╭─ TEKS SUMBER

Konteks diartikan seabgai aspek-aspek yang berkaitan dengan lingkungan fisik
dan sosial sebuah tuturan. Dalam definisi ini ditambahkan pula bahwa konteks
yaitu sebagai suatu pengetahuan latar belakang yang secara bersama dimiliki
oleh penutur dan petutur, dan konteks ini akan membantu petutur menafsirkan
atau memahami maksud penutur.
Subroto (2008:511) menyimpulkan
pengertian konteks dalam pragmatik (khususnya sosiopragmatik) sebagai berikut.
(a)
Konteks itu sesuatu yang bersifat
dinamis, bukan sesuatu yang statis.
(b) Konteks
itu menyangkut benda-benda dan hal-hal yang terdapat di mana dan kapan tuturan
itu terjadi.
(c) Konteks
itu berkaitan dengan interaksi antara penutur dan mitra tutur menyangkut
variabel kekuasaan, status sosial, jarak sosial, umur, dan jenis kelamin.

╰─

KETENTUAN TUGAS.
A) Sebutkan semua variabel yang menurut teks tentang konteks dalam pragmatik menyangkut interaksi antara penutur dan mitra tutur.
B) Lanjutkan teks tentang konteks dalam pragmatik mulai dari kalimat terakhirnya.
Baris-baris data tidak berperan apa pun dalam pengerjaan tugas ini.

╭─ BARIS DATA

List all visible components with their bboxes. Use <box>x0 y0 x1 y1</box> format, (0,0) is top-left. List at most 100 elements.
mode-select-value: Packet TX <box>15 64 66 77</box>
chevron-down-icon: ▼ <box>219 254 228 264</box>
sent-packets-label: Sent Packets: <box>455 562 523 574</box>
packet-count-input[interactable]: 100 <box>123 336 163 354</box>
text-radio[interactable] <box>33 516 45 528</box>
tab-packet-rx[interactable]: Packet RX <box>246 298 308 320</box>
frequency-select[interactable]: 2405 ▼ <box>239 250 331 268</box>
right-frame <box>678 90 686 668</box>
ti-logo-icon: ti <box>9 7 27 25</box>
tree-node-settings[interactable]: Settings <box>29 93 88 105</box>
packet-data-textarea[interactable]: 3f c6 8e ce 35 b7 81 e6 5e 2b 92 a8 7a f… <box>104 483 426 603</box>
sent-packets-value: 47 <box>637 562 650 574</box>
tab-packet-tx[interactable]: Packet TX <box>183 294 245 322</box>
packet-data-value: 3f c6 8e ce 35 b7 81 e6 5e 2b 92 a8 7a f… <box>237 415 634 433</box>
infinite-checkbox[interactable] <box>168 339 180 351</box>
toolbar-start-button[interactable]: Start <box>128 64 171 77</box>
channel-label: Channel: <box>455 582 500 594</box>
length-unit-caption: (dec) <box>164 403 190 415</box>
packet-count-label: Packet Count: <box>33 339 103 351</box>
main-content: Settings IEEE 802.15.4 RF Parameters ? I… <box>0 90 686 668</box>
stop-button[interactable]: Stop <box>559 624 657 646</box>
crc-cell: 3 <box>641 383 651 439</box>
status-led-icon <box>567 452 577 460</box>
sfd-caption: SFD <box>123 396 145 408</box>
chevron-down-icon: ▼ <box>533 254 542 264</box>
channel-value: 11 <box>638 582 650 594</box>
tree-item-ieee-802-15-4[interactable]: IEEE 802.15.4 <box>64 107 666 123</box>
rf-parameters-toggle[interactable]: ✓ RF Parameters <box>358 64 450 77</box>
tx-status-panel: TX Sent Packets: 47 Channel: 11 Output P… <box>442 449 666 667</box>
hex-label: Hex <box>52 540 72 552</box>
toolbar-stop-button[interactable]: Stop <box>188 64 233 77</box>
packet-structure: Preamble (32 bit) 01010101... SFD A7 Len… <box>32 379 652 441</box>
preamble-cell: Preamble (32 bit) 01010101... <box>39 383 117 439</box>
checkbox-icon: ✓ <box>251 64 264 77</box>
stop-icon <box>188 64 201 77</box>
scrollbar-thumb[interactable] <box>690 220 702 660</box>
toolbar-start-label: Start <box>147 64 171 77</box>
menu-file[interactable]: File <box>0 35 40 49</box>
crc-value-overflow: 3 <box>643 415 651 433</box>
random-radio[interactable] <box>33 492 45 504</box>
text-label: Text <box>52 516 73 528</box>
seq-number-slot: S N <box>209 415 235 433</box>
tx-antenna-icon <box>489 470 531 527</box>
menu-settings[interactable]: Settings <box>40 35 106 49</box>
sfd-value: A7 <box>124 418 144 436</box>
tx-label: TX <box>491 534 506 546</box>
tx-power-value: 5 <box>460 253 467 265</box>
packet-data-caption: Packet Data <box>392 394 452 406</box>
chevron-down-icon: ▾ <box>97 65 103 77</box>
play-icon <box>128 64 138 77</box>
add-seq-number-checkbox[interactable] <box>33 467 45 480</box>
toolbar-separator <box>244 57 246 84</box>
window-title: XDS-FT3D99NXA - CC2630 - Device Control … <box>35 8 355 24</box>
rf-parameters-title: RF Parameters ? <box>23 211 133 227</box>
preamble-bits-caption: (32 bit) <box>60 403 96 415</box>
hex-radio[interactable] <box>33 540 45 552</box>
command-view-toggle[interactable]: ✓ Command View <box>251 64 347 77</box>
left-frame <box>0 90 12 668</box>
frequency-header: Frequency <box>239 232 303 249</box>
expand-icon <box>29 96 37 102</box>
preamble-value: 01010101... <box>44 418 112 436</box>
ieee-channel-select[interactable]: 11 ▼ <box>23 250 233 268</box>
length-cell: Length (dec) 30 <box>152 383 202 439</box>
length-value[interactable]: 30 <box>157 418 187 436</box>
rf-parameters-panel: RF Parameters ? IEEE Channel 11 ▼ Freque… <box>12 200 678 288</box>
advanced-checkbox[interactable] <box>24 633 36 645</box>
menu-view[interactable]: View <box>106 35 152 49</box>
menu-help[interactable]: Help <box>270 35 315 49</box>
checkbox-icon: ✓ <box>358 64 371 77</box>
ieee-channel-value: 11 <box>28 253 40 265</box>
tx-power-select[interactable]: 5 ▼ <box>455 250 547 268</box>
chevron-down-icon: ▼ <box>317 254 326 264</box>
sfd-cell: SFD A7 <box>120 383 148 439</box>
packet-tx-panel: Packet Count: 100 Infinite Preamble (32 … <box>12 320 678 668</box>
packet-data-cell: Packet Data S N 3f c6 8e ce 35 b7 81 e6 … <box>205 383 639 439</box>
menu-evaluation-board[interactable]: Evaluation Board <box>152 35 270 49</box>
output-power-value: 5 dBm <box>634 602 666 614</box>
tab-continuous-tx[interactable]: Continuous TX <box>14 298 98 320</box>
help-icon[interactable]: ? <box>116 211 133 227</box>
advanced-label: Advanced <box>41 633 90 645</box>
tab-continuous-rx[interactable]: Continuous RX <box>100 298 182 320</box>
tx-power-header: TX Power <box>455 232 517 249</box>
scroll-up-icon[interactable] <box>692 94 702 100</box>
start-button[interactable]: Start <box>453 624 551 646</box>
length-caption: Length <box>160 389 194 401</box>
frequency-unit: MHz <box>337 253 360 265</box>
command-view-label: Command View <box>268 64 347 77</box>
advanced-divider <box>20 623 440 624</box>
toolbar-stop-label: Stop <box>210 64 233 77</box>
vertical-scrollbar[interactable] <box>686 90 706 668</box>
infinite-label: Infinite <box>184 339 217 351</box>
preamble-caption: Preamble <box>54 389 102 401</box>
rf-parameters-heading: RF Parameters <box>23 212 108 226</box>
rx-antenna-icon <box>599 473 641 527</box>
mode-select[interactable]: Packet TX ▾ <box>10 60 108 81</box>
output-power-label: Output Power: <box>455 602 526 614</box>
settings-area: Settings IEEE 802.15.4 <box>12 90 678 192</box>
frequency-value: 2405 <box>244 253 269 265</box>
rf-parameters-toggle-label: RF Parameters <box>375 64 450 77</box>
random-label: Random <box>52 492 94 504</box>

╰─

JAWABAN.
A) kekuasaan, status sosial, jarak sosial, umur, jenis kelamin

B)
(d)
Konteks juga berkaitan dengan kondisi
psikologis penutur dan mitra tutur selama proses interaksi terjadi dan motif
tuturan.
(e) Konteks
juga menyangkut presuposisi, pengetahuan latar, skemata, implikatur (kaitan
dengan eksplikatur).
(f)
Termasuk dalam konteks yang bersifat
fisik ialah warna suara dan nada suara para peserta tutur.
Pendapat
di atas, dijelaskan dalam contoh ilustrasi berikut ini :
Di sebuah rumah tangga
tinggal berdua suami-istri yang sudah cukup usia. Pada suatu pagi tampaknya
suami bangun agak terlambat. Tatkala bangun, dia melihat cahaya sudah
terang-benderang. Dia bertanya pada istri yang menyapu di luar, “Jam berapa
Bu?” istrinya menjawab : “Itu lo Pak, koran dah datang”. Dialog ini menunjukkan
adanya konteks : a) kondisi psikologis suami yang terkejut keadaan sudah
terang-benderang, ia ingat harus masuk kantor, b) ia tahu bahwa di rumah itu
hanya berdua dengan istrinya, maka ia bertanya pada istri, c) istri tidak
menjawab secara langsung dan literer, melainkan menyatakan koran sudah datang.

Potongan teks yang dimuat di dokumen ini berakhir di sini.